> EXERCISE DATA

————————

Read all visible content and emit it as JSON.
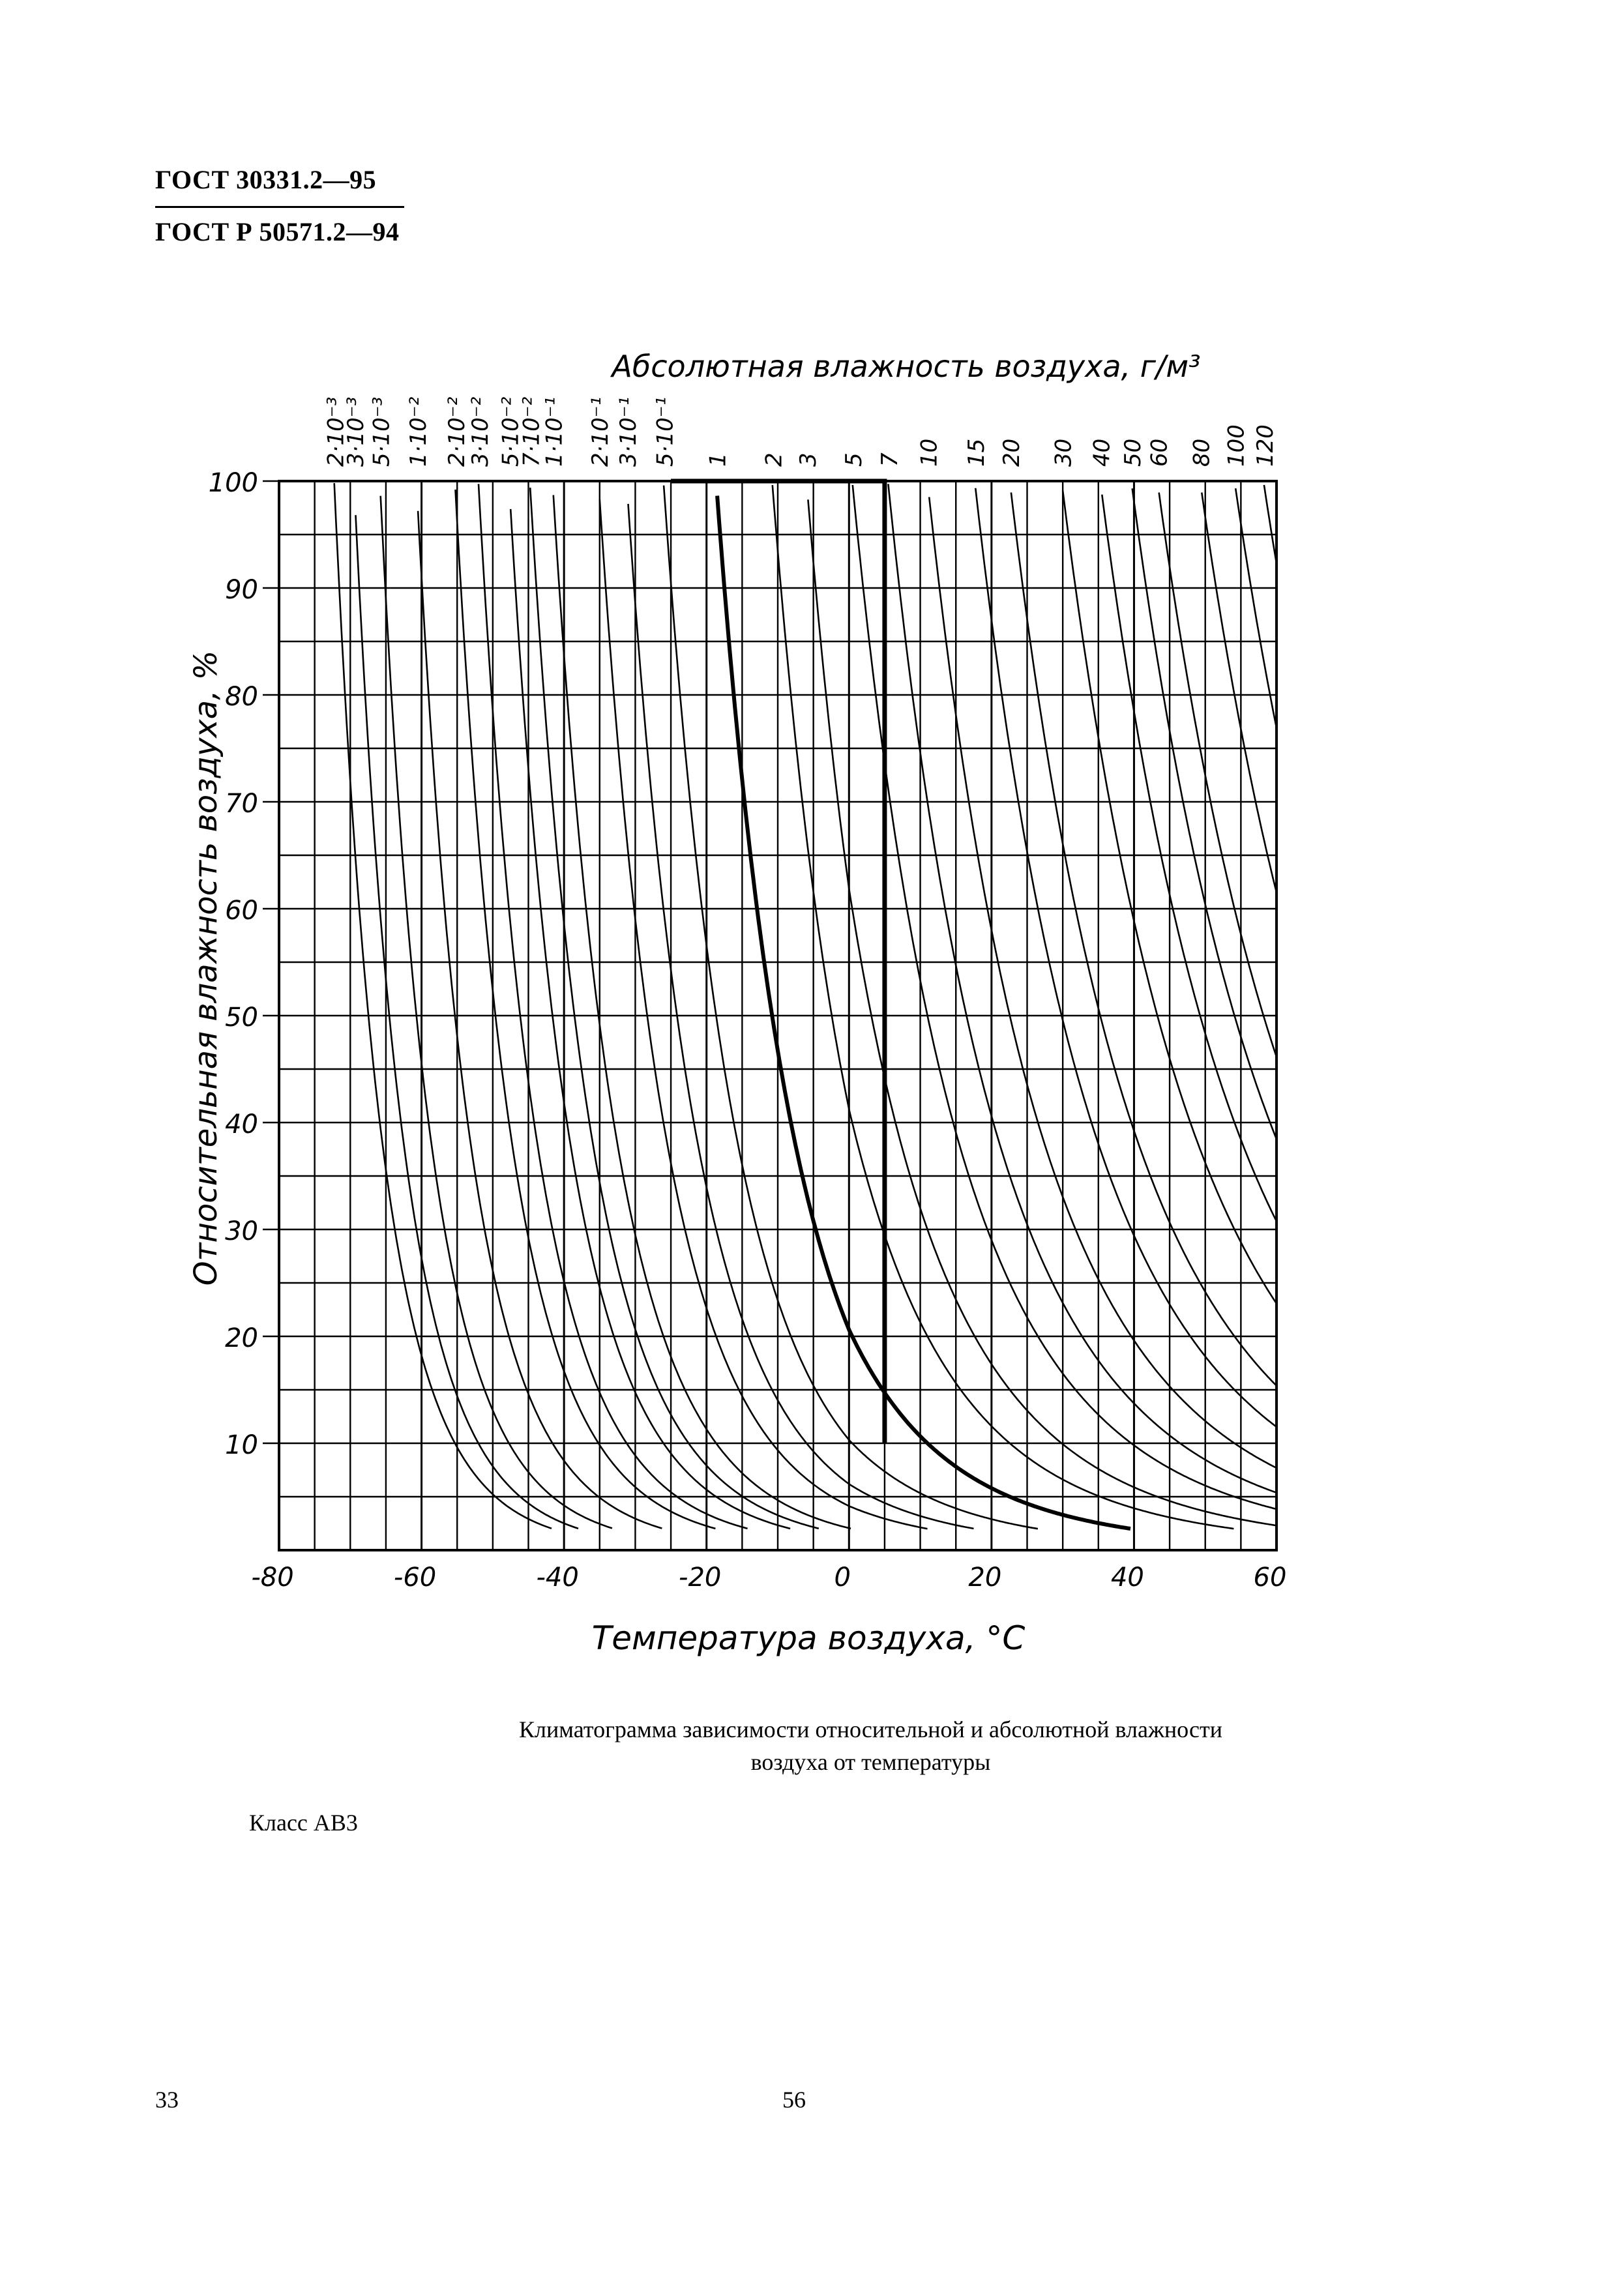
{
  "header": {
    "standard_1": "ГОСТ 30331.2—95",
    "standard_2": "ГОСТ Р 50571.2—94"
  },
  "chart_data": {
    "type": "line",
    "title": "Абсолютная влажность воздуха, г/м³",
    "xlabel": "Температура воздуха, °С",
    "ylabel": "Относительная влажность воздуха, %",
    "xlim": [
      -80,
      60
    ],
    "ylim": [
      0,
      100
    ],
    "x_ticks": [
      "-80",
      "-60",
      "-40",
      "-20",
      "0",
      "20",
      "40",
      "60"
    ],
    "y_ticks": [
      "10",
      "20",
      "30",
      "40",
      "50",
      "60",
      "70",
      "80",
      "90",
      "100"
    ],
    "grid": true,
    "curves_abs_humidity_g_m3": [
      {
        "label": "2·10⁻³",
        "value": 0.002
      },
      {
        "label": "3·10⁻³",
        "value": 0.003
      },
      {
        "label": "5·10⁻³",
        "value": 0.005
      },
      {
        "label": "1·10⁻²",
        "value": 0.01
      },
      {
        "label": "2·10⁻²",
        "value": 0.02
      },
      {
        "label": "3·10⁻²",
        "value": 0.03
      },
      {
        "label": "5·10⁻²",
        "value": 0.05
      },
      {
        "label": "7·10⁻²",
        "value": 0.07
      },
      {
        "label": "1·10⁻¹",
        "value": 0.1
      },
      {
        "label": "2·10⁻¹",
        "value": 0.2
      },
      {
        "label": "3·10⁻¹",
        "value": 0.3
      },
      {
        "label": "5·10⁻¹",
        "value": 0.5
      },
      {
        "label": "1",
        "value": 1
      },
      {
        "label": "2",
        "value": 2
      },
      {
        "label": "3",
        "value": 3
      },
      {
        "label": "5",
        "value": 5
      },
      {
        "label": "7",
        "value": 7
      },
      {
        "label": "10",
        "value": 10
      },
      {
        "label": "15",
        "value": 15
      },
      {
        "label": "20",
        "value": 20
      },
      {
        "label": "30",
        "value": 30
      },
      {
        "label": "40",
        "value": 40
      },
      {
        "label": "50",
        "value": 50
      },
      {
        "label": "60",
        "value": 60
      },
      {
        "label": "80",
        "value": 80
      },
      {
        "label": "100",
        "value": 100
      },
      {
        "label": "120",
        "value": 120
      }
    ],
    "class_region": {
      "description_points": [
        {
          "t": -25,
          "rh": 100
        },
        {
          "t": 5,
          "rh": 100
        },
        {
          "t": 5,
          "rh": 10
        }
      ],
      "boundary_abs_humidity": 1,
      "lower_abs_humidity": 7
    }
  },
  "caption": {
    "line1": "Климатограмма зависимости относительной и абсолютной влажности",
    "line2": "воздуха от температуры"
  },
  "class_label": "Класс АВ3",
  "footer": {
    "page_left": "33",
    "page_center": "56"
  }
}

————————

> SHORT PROBLEM
Where a line in the material above holds "воздуха", copy that line.

> FINISHED EXERCISE
    "title": "Абсолютная влажность воздуха, г/м³",
    "xlabel": "Температура воздуха, °С",
    "ylabel": "Относительная влажность воздуха, %",
    "line2": "воздуха от температуры"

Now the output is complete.